Items listed in a dataset →
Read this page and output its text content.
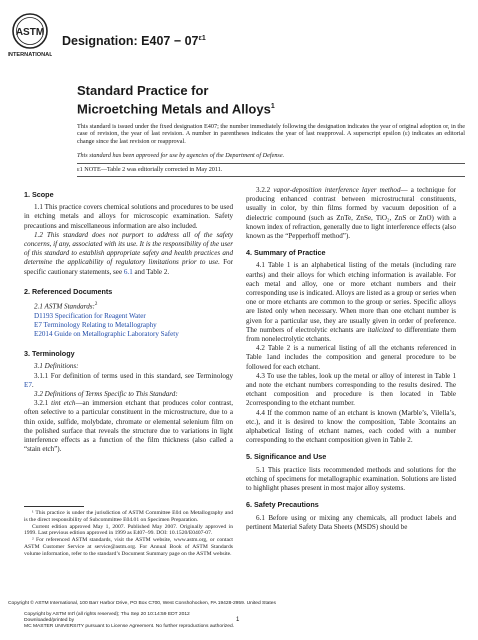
ASTM
INTERNATIONAL
Designation: $E407 - 07^{\varepsilon 1}$
Standard Practice for
Microetching Metals and Alloys$^1$
This standard is issued under the fixed designation E407; the number immediately following the designation indicates the year of original adoption or, in the case of revision, the year of last revision. A number in parentheses indicates the year of last reapproval. A superscript epsilon (ε) indicates an editorial change since the last revision or reapproval.
This standard has been approved for use by agencies of the Department of Defense.
ε1 NOTE—Table 2 was editorially corrected in May 2011.

1. Scope

1.1 This practice covers chemical solutions and procedures to be used in etching metals and alloys for microscopic examination. Safety precautions and miscellaneous information are also included.

1.2 This standard does not purport to address all of the safety concerns, if any, associated with its use. It is the responsibility of the user of this standard to establish appropriate safety and health practices and determine the applicability of regulatory limitations prior to use. For specific cautionary statements, see 6.1 and Table 2.

2. Referenced Documents

2.1 ASTM Standards:$^2$

D1193 Specification for Reagent Water

E7 Terminology Relating to Metallography

E2014 Guide on Metallographic Laboratory Safety

3. Terminology

3.1 Definitions:

3.1.1 For definition of terms used in this standard, see Terminology E7.

3.2 Definitions of Terms Specific to This Standard:

3.2.1 tint etch—an immersion etchant that produces color contrast, often selective to a particular constituent in the microstructure, due to a thin oxide, sulfide, molybdate, chromate or elemental selenium film on the polished surface that reveals the structure due to variations in light interference effects as a function of the film thickness (also called a “stain etch”).

¹ This practice is under the jurisdiction of ASTM Committee E04 on Metallography and is the direct responsibility of Subcommittee E04.01 on Specimen Preparation.

Current edition approved May 1, 2007. Published May 2007. Originally approved in 1999. Last previous edition approved in 1999 as E407–99. DOI: 10.1520/E0407-07.

² For referenced ASTM standards, visit the ASTM website, www.astm.org, or contact ASTM Customer Service at service@astm.org. For Annual Book of ASTM Standards volume information, refer to the standard’s Document Summary page on the ASTM website.

3.2.2 vapor-deposition interference layer method— a technique for producing enhanced contrast between microstructural constituents, usually in color, by thin films formed by vacuum deposition of a dielectric compound (such as ZnTe, ZnSe, TiO₂, ZnS or ZnO) with a known index of refraction, generally due to light interference effects (also known as the “Pepperhoff method”).

4. Summary of Practice

4.1 Table 1 is an alphabetical listing of the metals (including rare earths) and their alloys for which etching information is available. For each metal and alloy, one or more etchant numbers and their corresponding use is indicated. Alloys are listed as a group or series when one or more etchants are common to the group or series. Specific alloys are listed only when necessary. When more than one etchant number is given for a particular use, they are usually given in order of preference. The numbers of electrolytic etchants are italicized to differentiate them from nonelectrolytic etchants.

4.2 Table 2 is a numerical listing of all the etchants referenced in Table 1and includes the composition and general procedure to be followed for each etchant.

4.3 To use the tables, look up the metal or alloy of interest in Table 1 and note the etchant numbers corresponding to the results desired. The etchant composition and procedure is then located in Table 2corresponding to the etchant number.

4.4 If the common name of an etchant is known (Marble’s, Vilella’s, etc.), and it is desired to know the composition, Table 3contains an alphabetical listing of etchant names, each coded with a number corresponding to the etchant composition given in Table 2.

5. Significance and Use

5.1 This practice lists recommended methods and solutions for the etching of specimens for metallographic examination. Solutions are listed to highlight phases present in most major alloy systems.

6. Safety Precautions

6.1 Before using or mixing any chemicals, all product labels and pertinent Material Safety Data Sheets (MSDS) should be

Copyright © ASTM International, 100 Barr Harbor Drive, PO Box C700, West Conshohocken, PA 19428-2959. United States
Copyright by ASTM Int'l (all rights reserved); Thu Sep 20 10:14:59 EDT 2012
Downloaded/printed by
MC MASTER UNIVERSITY pursuant to License Agreement. No further reproductions authorized.
1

EXERCISE PROMPT → Select from the material above each line in which the string "page" appears, and list those lines.

PROBLEM SOLUTION →
Read this page and output its text content.
² For referenced ASTM standards, visit the ASTM website, www.astm.org, or contact ASTM Customer Service at service@astm.org. For Annual Book of ASTM Standards volume information, refer to the standard’s Document Summary page on the ASTM website.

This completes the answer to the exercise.